**Required work**
Reproduce word for word the part of the text below on amphiphilic block copolymer nanocarriers, starting with "chemistry that can" and going on through "lular targets.".

**Text shown**
Amphiphilic Block Copolymer Based Nanocarriers for Drug and Gene Delivery - Intracellular Delivery: Fundamentals and Applications

Biomedical Engineering Reference

In-Depth Information

Amphiphilic Block Copolymer Based

Nanocarriers for Drug and Gene Delivery

Xiao-Bing Xiong and Afsaneh Lavasanifar

Abstract The use of amphiphilic block copolymers (ABC)s in experimental

medicine and pharmaceutical sciences has a long history and is expecting rapid

development. Poly(ethylene oxide)- block -poly(amino acid) and poly(ethylene

oxide)- block -polyesters represented the most important two types of ABCs for

development of nanocarriers for drug/gene delivery. In this chapter, we provided

an update on several chemical strategies used to enhance the properties of nano-

scopic core/shell structures formed from self assembly of ABCs, namely polymeric

micelles. Versatility of polymer chemistry in ABCs provides unique opportunities

for tailoring polymeric micelles for optimal properties in gene and drug delivery.

Chemical modification of the polymer structure in the micellar core through

introduction of hydrophobic or charged moieties, conjugation of drug compatible

groups, core cross-linking has led to enhanced stability for the micellar structure

and sustained or pH-sensitive drug release. The modification of polymeric micellar

surface with specific ligands (carbohydrates, peptides, antibodies) has shown benefits

in enhancing the recognition of carrier by selective cells leading to improved drug

and gene delivery to the desired targets. Research in drug delivery by polymeric

vesicles is still in its infancy, but a similar principle on the importance and benefit

of chemical flexibility of block copolymers in improving the delivery properties of

polymeric vesicles can also be envisioned. The demanding challenge of the future

research in this field is to find the right carrier architecture and optimum polymer

chemistry that can improve the delivery of sophisticated and complex therapeutic

agents (e.g., poorly soluble drugs, proteins and genes) to their cellular and intracel-

lular targets.

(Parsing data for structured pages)
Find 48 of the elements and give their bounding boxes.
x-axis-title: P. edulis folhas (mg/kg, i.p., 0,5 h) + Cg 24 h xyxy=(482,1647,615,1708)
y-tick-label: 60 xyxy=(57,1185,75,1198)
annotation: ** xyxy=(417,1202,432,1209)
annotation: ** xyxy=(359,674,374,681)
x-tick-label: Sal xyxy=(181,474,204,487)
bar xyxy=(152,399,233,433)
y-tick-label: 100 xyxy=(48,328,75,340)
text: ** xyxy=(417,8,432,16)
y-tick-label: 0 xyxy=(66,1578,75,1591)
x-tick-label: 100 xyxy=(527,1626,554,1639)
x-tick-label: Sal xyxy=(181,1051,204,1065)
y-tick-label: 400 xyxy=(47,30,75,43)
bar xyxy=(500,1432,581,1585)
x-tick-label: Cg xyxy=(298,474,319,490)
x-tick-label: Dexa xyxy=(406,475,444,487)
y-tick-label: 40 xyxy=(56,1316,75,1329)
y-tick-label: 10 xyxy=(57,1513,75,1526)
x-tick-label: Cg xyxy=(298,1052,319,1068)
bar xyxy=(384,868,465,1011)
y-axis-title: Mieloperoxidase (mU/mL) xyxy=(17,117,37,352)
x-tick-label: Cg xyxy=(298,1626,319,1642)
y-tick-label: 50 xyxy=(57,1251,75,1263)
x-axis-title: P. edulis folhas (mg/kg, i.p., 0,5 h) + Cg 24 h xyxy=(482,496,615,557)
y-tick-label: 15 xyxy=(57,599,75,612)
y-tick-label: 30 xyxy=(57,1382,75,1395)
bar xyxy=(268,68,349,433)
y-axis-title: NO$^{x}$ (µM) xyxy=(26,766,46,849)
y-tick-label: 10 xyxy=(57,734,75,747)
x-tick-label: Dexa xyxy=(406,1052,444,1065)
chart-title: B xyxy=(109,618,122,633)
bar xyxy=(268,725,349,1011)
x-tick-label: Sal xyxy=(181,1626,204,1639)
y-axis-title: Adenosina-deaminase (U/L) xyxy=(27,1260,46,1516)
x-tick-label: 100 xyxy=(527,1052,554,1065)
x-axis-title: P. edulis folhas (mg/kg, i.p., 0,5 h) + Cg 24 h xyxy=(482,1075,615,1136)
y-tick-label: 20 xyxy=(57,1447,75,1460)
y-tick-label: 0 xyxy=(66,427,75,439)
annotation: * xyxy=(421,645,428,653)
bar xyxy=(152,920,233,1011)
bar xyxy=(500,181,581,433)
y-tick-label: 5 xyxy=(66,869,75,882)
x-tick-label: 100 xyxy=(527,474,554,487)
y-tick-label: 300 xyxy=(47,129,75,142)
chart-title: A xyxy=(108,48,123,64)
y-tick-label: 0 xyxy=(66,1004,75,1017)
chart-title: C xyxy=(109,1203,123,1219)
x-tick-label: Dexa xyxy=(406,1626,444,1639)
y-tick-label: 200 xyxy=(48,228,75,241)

**Result**
chemistry that can improve the delivery of sophisticated and complex therapeutic

agents (e.g., poorly soluble drugs, proteins and genes) to their cellular and intracel-

lular targets.